'''

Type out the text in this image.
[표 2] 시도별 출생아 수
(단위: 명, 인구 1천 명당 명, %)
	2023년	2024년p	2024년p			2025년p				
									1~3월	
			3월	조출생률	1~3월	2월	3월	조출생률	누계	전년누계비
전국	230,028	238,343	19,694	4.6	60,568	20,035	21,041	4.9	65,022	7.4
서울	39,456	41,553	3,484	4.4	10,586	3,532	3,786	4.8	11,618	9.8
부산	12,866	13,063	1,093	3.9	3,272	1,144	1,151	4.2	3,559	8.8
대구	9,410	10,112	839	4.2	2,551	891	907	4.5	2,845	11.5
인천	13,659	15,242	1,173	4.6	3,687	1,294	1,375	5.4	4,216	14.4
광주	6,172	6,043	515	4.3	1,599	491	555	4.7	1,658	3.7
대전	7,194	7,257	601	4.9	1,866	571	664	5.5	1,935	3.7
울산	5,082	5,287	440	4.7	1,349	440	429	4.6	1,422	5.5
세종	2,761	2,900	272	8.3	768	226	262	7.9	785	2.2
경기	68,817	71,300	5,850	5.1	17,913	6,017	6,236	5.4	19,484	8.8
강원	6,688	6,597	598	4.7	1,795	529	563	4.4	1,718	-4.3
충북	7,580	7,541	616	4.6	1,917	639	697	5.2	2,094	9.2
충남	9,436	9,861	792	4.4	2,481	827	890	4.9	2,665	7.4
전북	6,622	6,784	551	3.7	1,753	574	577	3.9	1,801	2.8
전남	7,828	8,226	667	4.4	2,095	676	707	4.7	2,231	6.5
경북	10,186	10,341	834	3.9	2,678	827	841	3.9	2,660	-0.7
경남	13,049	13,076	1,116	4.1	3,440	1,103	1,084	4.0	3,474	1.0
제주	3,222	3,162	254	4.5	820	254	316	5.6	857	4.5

'''
'''

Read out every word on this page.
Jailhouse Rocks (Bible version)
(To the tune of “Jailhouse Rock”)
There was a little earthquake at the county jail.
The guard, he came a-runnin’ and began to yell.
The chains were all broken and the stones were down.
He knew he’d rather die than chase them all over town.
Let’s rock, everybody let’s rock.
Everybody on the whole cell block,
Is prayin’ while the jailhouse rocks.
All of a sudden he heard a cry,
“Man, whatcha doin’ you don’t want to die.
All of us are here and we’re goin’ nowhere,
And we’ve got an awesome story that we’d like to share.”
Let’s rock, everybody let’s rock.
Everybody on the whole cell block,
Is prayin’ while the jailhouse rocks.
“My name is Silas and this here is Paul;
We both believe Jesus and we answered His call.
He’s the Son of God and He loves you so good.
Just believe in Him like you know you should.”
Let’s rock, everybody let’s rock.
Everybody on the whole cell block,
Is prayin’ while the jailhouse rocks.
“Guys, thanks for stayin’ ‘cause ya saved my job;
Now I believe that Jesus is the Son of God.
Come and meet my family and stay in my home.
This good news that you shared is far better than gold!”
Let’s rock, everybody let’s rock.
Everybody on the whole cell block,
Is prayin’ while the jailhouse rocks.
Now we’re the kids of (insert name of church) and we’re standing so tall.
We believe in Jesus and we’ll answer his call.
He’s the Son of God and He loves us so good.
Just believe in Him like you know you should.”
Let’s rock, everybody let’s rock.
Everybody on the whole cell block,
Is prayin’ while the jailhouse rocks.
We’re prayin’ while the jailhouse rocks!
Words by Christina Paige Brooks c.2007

'''
'''

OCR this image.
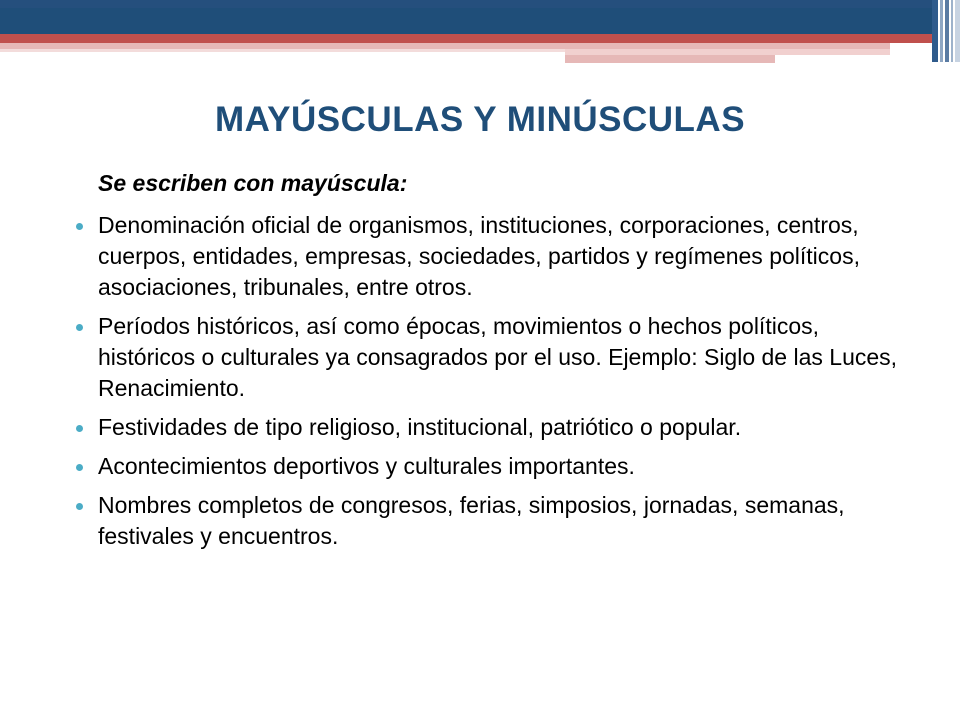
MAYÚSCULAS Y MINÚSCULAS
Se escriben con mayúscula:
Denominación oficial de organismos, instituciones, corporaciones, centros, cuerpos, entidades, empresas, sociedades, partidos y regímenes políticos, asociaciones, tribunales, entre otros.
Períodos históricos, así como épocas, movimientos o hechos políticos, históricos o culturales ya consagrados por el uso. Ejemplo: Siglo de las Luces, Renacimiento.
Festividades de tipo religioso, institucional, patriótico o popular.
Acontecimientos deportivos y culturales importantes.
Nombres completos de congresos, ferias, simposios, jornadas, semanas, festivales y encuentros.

'''

# THE TASK
Sift through the entries and copy every line with "Jesus".

# ANSWER TO THIS EXERCISE
We both believe Jesus and we answered His call.
Now I believe that Jesus is the Son of God.
We believe in Jesus and we’ll answer his call.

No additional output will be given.